═══ SUPPLIED ENTRIES
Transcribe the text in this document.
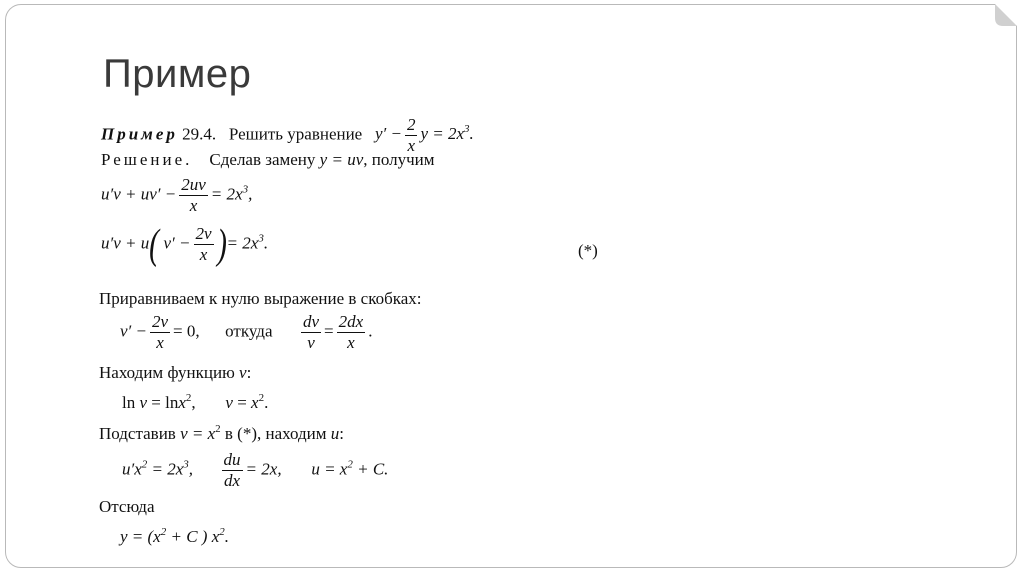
Пример
Пример 29.4. Решить уравнение $y' - \frac{2}{x}$ $y = 2x^3$.
Решение. Сделав замену y = uv, получим
$u'v + uv' - \frac{2uv}{x} = 2x^3$,
u′v + u( $v' - \frac{2v}{x}$ )= $2x^3$.	(*)
Приравниваем к нулю выражение в скобках:
$v' - \frac{2v}{x} = 0$, откуда $\frac{dv}{v} = \frac{2dx}{x}$ .
Находим функцию v:
ln v = lnx$^2$,       $v = x^2$.
Подставив $v = x^2$ в (*), находим u:
$u'x^2 = 2x^3$, $\frac{du}{dx} = 2x$,       $u = x^2 + C$.
Отсюда
$y = (x^2 + C$ ) $x^2$.
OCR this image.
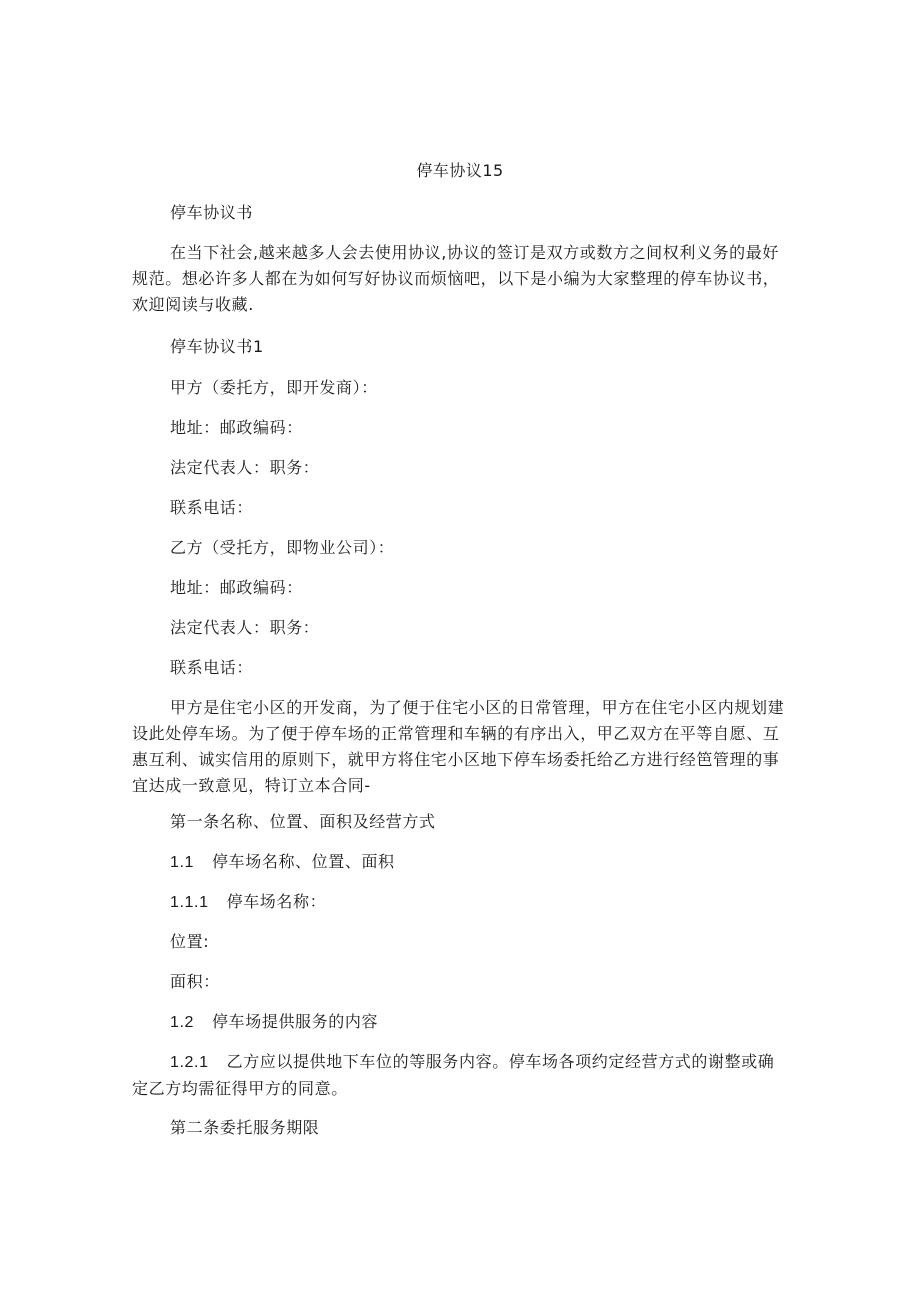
停车协议15

停车协议书

在当下社会,越来越多人会去使用协议,协议的签订是双方或数方之间权利义务的最好规范。想必许多人都在为如何写好协议而烦恼吧，以下是小编为大家整理的停车协议书，欢迎阅读与收藏.

停车协议书1

甲方（委托方，即开发商）：

地址：邮政编码：

法定代表人：职务：

联系电话：

乙方（受托方，即物业公司）：

地址：邮政编码：

法定代表人：职务：

联系电话：

甲方是住宅小区的开发商，为了便于住宅小区的日常管理，甲方在住宅小区内规划建设此处停车场。为了便于停车场的正常管理和车辆的有序出入，甲乙双方在平等自愿、互惠互利、诚实信用的原则下，就甲方将住宅小区地下停车场委托给乙方进行经笆管理的事宜达成一致意见，特订立本合同-

第一条名称、位置、面积及经营方式

1.1 停车场名称、位置、面积

1.1.1 停车场名称：

位置:

面积：

1.2 停车场提供服务的内容

1.2.1 乙方应以提供地下车位的等服务内容。停车场各项约定经营方式的谢整或确定乙方均需征得甲方的同意。

第二条委托服务期限
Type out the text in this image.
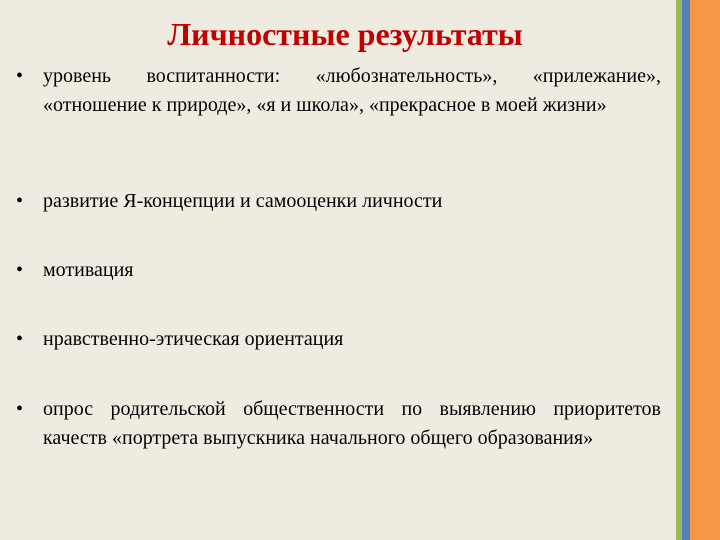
Личностные результаты
• уровень воспитанности: «любознательность», «прилежание», «отношение к природе», «я и школа», «прекрасное в моей жизни»
• развитие Я-концепции и самооценки личности
• мотивация
• нравственно-этическая ориентация
• опрос родительской общественности по выявлению приоритетов качеств «портрета выпускника начального общего образования»
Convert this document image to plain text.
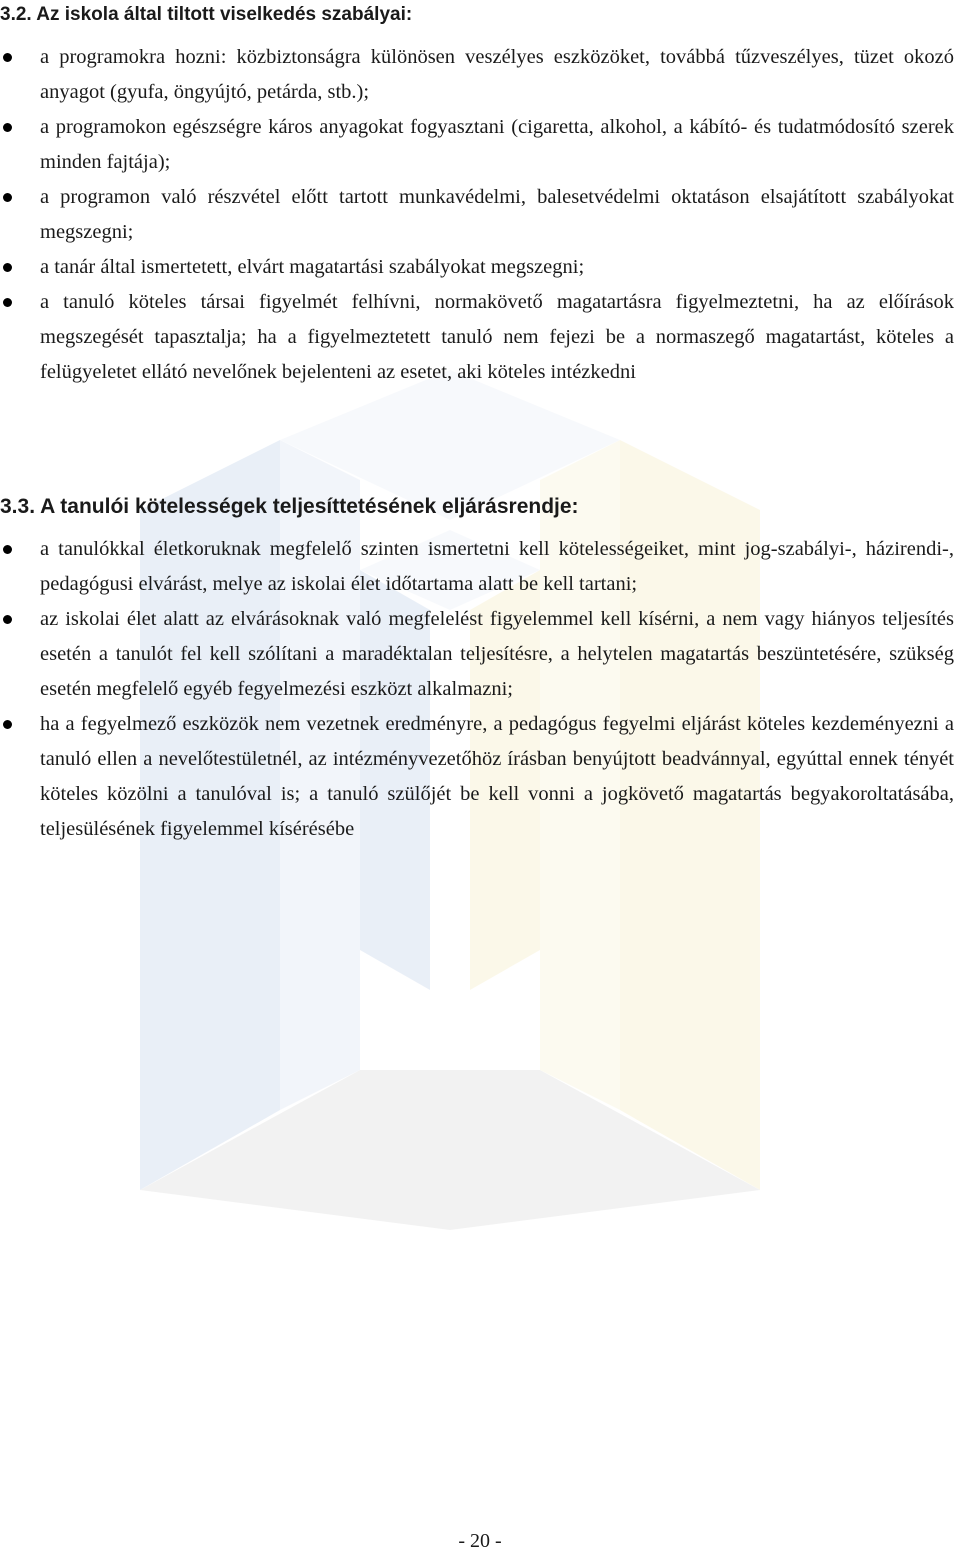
3.2. Az iskola által tiltott viselkedés szabályai:
a programokra hozni: közbiztonságra különösen veszélyes eszközöket, továbbá tűzveszélyes, tüzet okozó anyagot (gyufa, öngyújtó, petárda, stb.);
a programokon egészségre káros anyagokat fogyasztani (cigaretta, alkohol, a kábító- és tudatmódosító szerek minden fajtája);
a programon való részvétel előtt tartott munkavédelmi, balesetvédelmi oktatáson elsajátított szabályokat megszegni;
a tanár által ismertetett, elvárt magatartási szabályokat megszegni;
a tanuló köteles társai figyelmét felhívni, normakövető magatartásra figyelmeztetni, ha az előírások megszegését tapasztalja; ha a figyelmeztetett tanuló nem fejezi be a normaszegő magatartást, köteles a felügyeletet ellátó nevelőnek bejelenteni az esetet, aki köteles intézkedni
3.3. A tanulói kötelességek teljesíttetésének eljárásrendje:
a tanulókkal életkoruknak megfelelő szinten ismertetni kell kötelességeiket, mint jog-szabályi-, házirendi-, pedagógusi elvárást, melye az iskolai élet időtartama alatt be kell tartani;
az iskolai élet alatt az elvárásoknak való megfelelést figyelemmel kell kísérni, a nem vagy hiányos teljesítés esetén a tanulót fel kell szólítani a maradéktalan teljesítésre, a helytelen magatartás beszüntetésére, szükség esetén megfelelő egyéb fegyelmezési eszközt alkalmazni;
ha a fegyelmező eszközök nem vezetnek eredményre, a pedagógus fegyelmi eljárást köteles kezdeményezni a tanuló ellen a nevelőtestületnél, az intézményvezetőhöz írásban benyújtott beadvánnyal, egyúttal ennek tényét köteles közölni a tanulóval is; a tanuló szülőjét be kell vonni a jogkövető magatartás begyakoroltatásába, teljesülésének figyelemmel kísérésébe
- 20 -
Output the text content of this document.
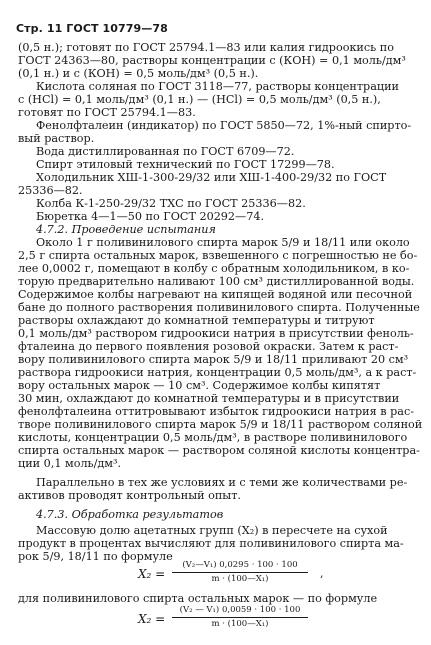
Стр. 11 ГОСТ 10779—78
(0,5 н.); готовят по ГОСТ 25794.1—83 или калия гидроокись по
ГОСТ 24363—80, растворы концентрации c (КОН) = 0,1 моль/дм³
(0,1 н.) и c (КОН) = 0,5 моль/дм³ (0,5 н.).
Кислота соляная по ГОСТ 3118—77, растворы концентрации
c (HCl) = 0,1 моль/дм³ (0,1 н.) — (HCl) = 0,5 моль/дм³ (0,5 н.),
готовят по ГОСТ 25794.1—83.
Фенолфталеин (индикатор) по ГОСТ 5850—72, 1%-ный спирто-
вый раствор.
Вода дистиллированная по ГОСТ 6709—72.
Спирт этиловый технический по ГОСТ 17299—78.
Холодильник ХШ-1-300-29/32 или ХШ-1-400-29/32 по ГОСТ
25336—82.
Колба К-1-250-29/32 ТХС по ГОСТ 25336—82.
Бюретка 4—1—50 по ГОСТ 20292—74.
4.7.2. Проведение испытания
Около 1 г поливинилового спирта марок 5/9 и 18/11 или около
2,5 г спирта остальных марок, взвешенного с погрешностью не бо-
лее 0,0002 г, помещают в колбу с обратным холодильником, в ко-
торую предварительно наливают 100 см³ дистиллированной воды.
Содержимое колбы нагревают на кипящей водяной или песочной
бане до полного растворения поливинилового спирта. Полученные
растворы охлаждают до комнатной температуры и титруют
0,1 моль/дм³ раствором гидроокиси натрия в присутствии феноль-
фталеина до первого появления розовой окраски. Затем к раст-
вору поливинилового спирта марок 5/9 и 18/11 приливают 20 см³
раствора гидроокиси натрия, концентрации 0,5 моль/дм³, а к раст-
вору остальных марок — 10 см³. Содержимое колбы кипятят
30 мин, охлаждают до комнатной температуры и в присутствии
фенолфталеина оттитровывают избыток гидроокиси натрия в рас-
творе поливинилового спирта марок 5/9 и 18/11 раствором соляной
кислоты, концентрации 0,5 моль/дм³, в растворе поливинилового
спирта остальных марок — раствором соляной кислоты концентра-
ции 0,1 моль/дм³.
Параллельно в тех же условиях и с теми же количествами ре-
активов проводят контрольный опыт.
4.7.3. Обработка результатов
Массовую долю ацетатных групп (X₂) в пересчете на сухой
продукт в процентах вычисляют для поливинилового спирта ма-
рок 5/9, 18/11 по формуле
X₂ =
(V₂—V₁) 0,0295 · 100 · 100
m · (100—X₁)	,
для поливинилового спирта остальных марок — по формуле
X₂ =
(V₂ — V₁) 0,0059 · 100 · 100
m · (100—X₁)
══════
GIVEN PROBLEM: Without including the pictures, return each record above exactly as it stands.

RIGHT ANSWER:
Transcribe the text in this document.
Пример
Пример 29.4. Решить уравнение $y' - \frac{2}{x}$ $y = 2x^3$.
Решение. Сделав замену y = uv, получим
$u'v + uv' - \frac{2uv}{x} = 2x^3$,
u′v + u( $v' - \frac{2v}{x}$ )= $2x^3$.	(*)
Приравниваем к нулю выражение в скобках:
$v' - \frac{2v}{x} = 0$, откуда $\frac{dv}{v} = \frac{2dx}{x}$ .
Находим функцию v:
ln v = lnx$^2$,       $v = x^2$.
Подставив $v = x^2$ в (*), находим u:
$u'x^2 = 2x^3$, $\frac{du}{dx} = 2x$,       $u = x^2 + C$.
Отсюда
$y = (x^2 + C$ ) $x^2$.
OCR this image.
停车协议15

停车协议书

在当下社会,越来越多人会去使用协议,协议的签订是双方或数方之间权利义务的最好规范。想必许多人都在为如何写好协议而烦恼吧，以下是小编为大家整理的停车协议书，欢迎阅读与收藏.

停车协议书1

甲方（委托方，即开发商）：

地址：邮政编码：

法定代表人：职务：

联系电话：

乙方（受托方，即物业公司）：

地址：邮政编码：

法定代表人：职务：

联系电话：

甲方是住宅小区的开发商，为了便于住宅小区的日常管理，甲方在住宅小区内规划建设此处停车场。为了便于停车场的正常管理和车辆的有序出入，甲乙双方在平等自愿、互惠互利、诚实信用的原则下，就甲方将住宅小区地下停车场委托给乙方进行经笆管理的事宜达成一致意见，特订立本合同-

第一条名称、位置、面积及经营方式

1.1 停车场名称、位置、面积

1.1.1 停车场名称：

位置:

面积：

1.2 停车场提供服务的内容

1.2.1 乙方应以提供地下车位的等服务内容。停车场各项约定经营方式的谢整或确定乙方均需征得甲方的同意。

第二条委托服务期限
Type out the text in this image.
Личностные результаты
• уровень воспитанности: «любознательность», «прилежание», «отношение к природе», «я и школа», «прекрасное в моей жизни»
• развитие Я-концепции и самооценки личности
• мотивация
• нравственно-этическая ориентация
• опрос родительской общественности по выявлению приоритетов качеств «портрета выпускника начального общего образования»
Convert this document image to plain text.
3.2. Az iskola által tiltott viselkedés szabályai:
a programokra hozni: közbiztonságra különösen veszélyes eszközöket, továbbá tűzveszélyes, tüzet okozó anyagot (gyufa, öngyújtó, petárda, stb.);
a programokon egészségre káros anyagokat fogyasztani (cigaretta, alkohol, a kábító- és tudatmódosító szerek minden fajtája);
a programon való részvétel előtt tartott munkavédelmi, balesetvédelmi oktatáson elsajátított szabályokat megszegni;
a tanár által ismertetett, elvárt magatartási szabályokat megszegni;
a tanuló köteles társai figyelmét felhívni, normakövető magatartásra figyelmeztetni, ha az előírások megszegését tapasztalja; ha a figyelmeztetett tanuló nem fejezi be a normaszegő magatartást, köteles a felügyeletet ellátó nevelőnek bejelenteni az esetet, aki köteles intézkedni
3.3. A tanulói kötelességek teljesíttetésének eljárásrendje:
a tanulókkal életkoruknak megfelelő szinten ismertetni kell kötelességeiket, mint jog-szabályi-, házirendi-, pedagógusi elvárást, melye az iskolai élet időtartama alatt be kell tartani;
az iskolai élet alatt az elvárásoknak való megfelelést figyelemmel kell kísérni, a nem vagy hiányos teljesítés esetén a tanulót fel kell szólítani a maradéktalan teljesítésre, a helytelen magatartás beszüntetésére, szükség esetén megfelelő egyéb fegyelmezési eszközt alkalmazni;
ha a fegyelmező eszközök nem vezetnek eredményre, a pedagógus fegyelmi eljárást köteles kezdeményezni a tanuló ellen a nevelőtestületnél, az intézményvezetőhöz írásban benyújtott beadvánnyal, egyúttal ennek tényét köteles közölni a tanulóval is; a tanuló szülőjét be kell vonni a jogkövető magatartás begyakoroltatásába, teljesülésének figyelemmel kísérésébe
- 20 -
Output the text content of this document.
Стр. 11 ГОСТ 10779—78
(0,5 н.); готовят по ГОСТ 25794.1—83 или калия гидроокись по
ГОСТ 24363—80, растворы концентрации c (КОН) = 0,1 моль/дм³
(0,1 н.) и c (КОН) = 0,5 моль/дм³ (0,5 н.).
Кислота соляная по ГОСТ 3118—77, растворы концентрации
c (HCl) = 0,1 моль/дм³ (0,1 н.) — (HCl) = 0,5 моль/дм³ (0,5 н.),
готовят по ГОСТ 25794.1—83.
Фенолфталеин (индикатор) по ГОСТ 5850—72, 1%-ный спирто-
вый раствор.
Вода дистиллированная по ГОСТ 6709—72.
Спирт этиловый технический по ГОСТ 17299—78.
Холодильник ХШ-1-300-29/32 или ХШ-1-400-29/32 по ГОСТ
25336—82.
Колба К-1-250-29/32 ТХС по ГОСТ 25336—82.
Бюретка 4—1—50 по ГОСТ 20292—74.
4.7.2. Проведение испытания
Около 1 г поливинилового спирта марок 5/9 и 18/11 или около
2,5 г спирта остальных марок, взвешенного с погрешностью не бо-
лее 0,0002 г, помещают в колбу с обратным холодильником, в ко-
торую предварительно наливают 100 см³ дистиллированной воды.
Содержимое колбы нагревают на кипящей водяной или песочной
бане до полного растворения поливинилового спирта. Полученные
растворы охлаждают до комнатной температуры и титруют
0,1 моль/дм³ раствором гидроокиси натрия в присутствии феноль-
фталеина до первого появления розовой окраски. Затем к раст-
вору поливинилового спирта марок 5/9 и 18/11 приливают 20 см³
раствора гидроокиси натрия, концентрации 0,5 моль/дм³, а к раст-
вору остальных марок — 10 см³. Содержимое колбы кипятят
30 мин, охлаждают до комнатной температуры и в присутствии
фенолфталеина оттитровывают избыток гидроокиси натрия в рас-
творе поливинилового спирта марок 5/9 и 18/11 раствором соляной
кислоты, концентрации 0,5 моль/дм³, в растворе поливинилового
спирта остальных марок — раствором соляной кислоты концентра-
ции 0,1 моль/дм³.
Параллельно в тех же условиях и с теми же количествами ре-
активов проводят контрольный опыт.
4.7.3. Обработка результатов
Массовую долю ацетатных групп (X₂) в пересчете на сухой
продукт в процентах вычисляют для поливинилового спирта ма-
рок 5/9, 18/11 по формуле
X₂ =
(V₂—V₁) 0,0295 · 100 · 100
m · (100—X₁)	,
для поливинилового спирта остальных марок — по формуле
X₂ =
(V₂ — V₁) 0,0059 · 100 · 100
m · (100—X₁)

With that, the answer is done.